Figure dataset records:
——

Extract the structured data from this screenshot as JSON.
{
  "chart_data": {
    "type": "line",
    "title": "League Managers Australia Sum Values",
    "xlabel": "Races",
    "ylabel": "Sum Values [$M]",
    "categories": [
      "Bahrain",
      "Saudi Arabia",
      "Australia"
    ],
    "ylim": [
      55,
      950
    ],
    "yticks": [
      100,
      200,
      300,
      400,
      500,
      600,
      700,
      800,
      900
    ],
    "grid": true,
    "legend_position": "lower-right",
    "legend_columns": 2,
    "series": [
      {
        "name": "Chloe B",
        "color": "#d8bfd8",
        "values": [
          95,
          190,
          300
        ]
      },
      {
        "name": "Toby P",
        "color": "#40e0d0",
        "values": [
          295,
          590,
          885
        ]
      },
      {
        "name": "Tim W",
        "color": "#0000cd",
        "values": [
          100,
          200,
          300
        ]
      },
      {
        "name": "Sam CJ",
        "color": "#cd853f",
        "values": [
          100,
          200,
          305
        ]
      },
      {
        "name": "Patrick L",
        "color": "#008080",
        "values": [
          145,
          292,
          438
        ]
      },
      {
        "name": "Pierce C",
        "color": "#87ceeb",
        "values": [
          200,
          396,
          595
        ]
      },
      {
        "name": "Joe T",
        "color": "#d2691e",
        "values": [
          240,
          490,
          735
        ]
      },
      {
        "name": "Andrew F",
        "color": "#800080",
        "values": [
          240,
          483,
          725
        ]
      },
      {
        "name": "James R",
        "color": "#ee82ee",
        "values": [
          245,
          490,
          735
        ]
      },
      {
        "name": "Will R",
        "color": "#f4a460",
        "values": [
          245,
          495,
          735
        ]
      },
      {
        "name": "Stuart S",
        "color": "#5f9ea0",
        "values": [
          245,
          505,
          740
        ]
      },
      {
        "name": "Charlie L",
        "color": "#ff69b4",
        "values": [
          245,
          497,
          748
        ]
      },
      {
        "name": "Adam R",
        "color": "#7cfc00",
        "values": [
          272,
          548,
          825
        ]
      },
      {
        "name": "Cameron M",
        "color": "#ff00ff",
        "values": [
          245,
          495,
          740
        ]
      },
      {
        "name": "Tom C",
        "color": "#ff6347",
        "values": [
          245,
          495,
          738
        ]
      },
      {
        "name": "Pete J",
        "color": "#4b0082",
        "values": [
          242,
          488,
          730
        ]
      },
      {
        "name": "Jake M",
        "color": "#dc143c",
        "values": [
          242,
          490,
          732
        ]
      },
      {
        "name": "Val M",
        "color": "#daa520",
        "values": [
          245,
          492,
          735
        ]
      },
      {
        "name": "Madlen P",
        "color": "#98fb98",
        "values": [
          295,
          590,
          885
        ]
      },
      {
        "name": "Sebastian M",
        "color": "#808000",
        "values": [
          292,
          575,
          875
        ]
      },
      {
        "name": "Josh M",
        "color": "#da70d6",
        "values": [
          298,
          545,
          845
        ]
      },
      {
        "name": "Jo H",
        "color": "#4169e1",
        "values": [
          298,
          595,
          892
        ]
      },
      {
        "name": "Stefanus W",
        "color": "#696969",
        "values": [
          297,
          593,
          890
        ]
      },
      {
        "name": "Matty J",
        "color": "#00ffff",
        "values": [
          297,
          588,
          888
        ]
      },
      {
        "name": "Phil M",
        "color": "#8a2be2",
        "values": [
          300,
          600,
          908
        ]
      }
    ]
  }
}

——

### Instruction:
Transcribe all lines as written.

### Reply to the exercise:
Extract the structured data from this screenshot as JSON.
{
  "chart_data": {
    "type": "line",
    "title": "League Managers Australia Sum Values",
    "xlabel": "Races",
    "ylabel": "Sum Values [$M]",
    "categories": [
      "Bahrain",
      "Saudi Arabia",
      "Australia"
    ],
    "ylim": [
      55,
      950
    ],
    "yticks": [
      100,
      200,
      300,
      400,
      500,
      600,
      700,
      800,
      900
    ],
    "grid": true,
    "legend_position": "lower-right",
    "legend_columns": 2,
    "series": [
      {
        "name": "Chloe B",
        "color": "#d8bfd8",
        "values": [
          95,
          190,
          300
        ]
      },
      {
        "name": "Toby P",
        "color": "#40e0d0",
        "values": [
          295,
          590,
          885
        ]
      },
      {
        "name": "Tim W",
        "color": "#0000cd",
        "values": [
          100,
          200,
          300
        ]
      },
      {
        "name": "Sam CJ",
        "color": "#cd853f",
        "values": [
          100,
          200,
          305
        ]
      },
      {
        "name": "Patrick L",
        "color": "#008080",
        "values": [
          145,
          292,
          438
        ]
      },
      {
        "name": "Pierce C",
        "color": "#87ceeb",
        "values": [
          200,
          396,
          595
        ]
      },
      {
        "name": "Joe T",
        "color": "#d2691e",
        "values": [
          240,
          490,
          735
        ]
      },
      {
        "name": "Andrew F",
        "color": "#800080",
        "values": [
          240,
          483,
          725
        ]
      },
      {
        "name": "James R",
        "color": "#ee82ee",
        "values": [
          245,
          490,
          735
        ]
      },
      {
        "name": "Will R",
        "color": "#f4a460",
        "values": [
          245,
          495,
          735
        ]
      },
      {
        "name": "Stuart S",
        "color": "#5f9ea0",
        "values": [
          245,
          505,
          740
        ]
      },
      {
        "name": "Charlie L",
        "color": "#ff69b4",
        "values": [
          245,
          497,
          748
        ]
      },
      {
        "name": "Adam R",
        "color": "#7cfc00",
        "values": [
          272,
          548,
          825
        ]
      },
      {
        "name": "Cameron M",
        "color": "#ff00ff",
        "values": [
          245,
          495,
          740
        ]
      },
      {
        "name": "Tom C",
        "color": "#ff6347",
        "values": [
          245,
          495,
          738
        ]
      },
      {
        "name": "Pete J",
        "color": "#4b0082",
        "values": [
          242,
          488,
          730
        ]
      },
      {
        "name": "Jake M",
        "color": "#dc143c",
        "values": [
          242,
          490,
          732
        ]
      },
      {
        "name": "Val M",
        "color": "#daa520",
        "values": [
          245,
          492,
          735
        ]
      },
      {
        "name": "Madlen P",
        "color": "#98fb98",
        "values": [
          295,
          590,
          885
        ]
      },
      {
        "name": "Sebastian M",
        "color": "#808000",
        "values": [
          292,
          575,
          875
        ]
      },
      {
        "name": "Josh M",
        "color": "#da70d6",
        "values": [
          298,
          545,
          845
        ]
      },
      {
        "name": "Jo H",
        "color": "#4169e1",
        "values": [
          298,
          595,
          892
        ]
      },
      {
        "name": "Stefanus W",
        "color": "#696969",
        "values": [
          297,
          593,
          890
        ]
      },
      {
        "name": "Matty J",
        "color": "#00ffff",
        "values": [
          297,
          588,
          888
        ]
      },
      {
        "name": "Phil M",
        "color": "#8a2be2",
        "values": [
          300,
          600,
          908
        ]
      }
    ]
  }
}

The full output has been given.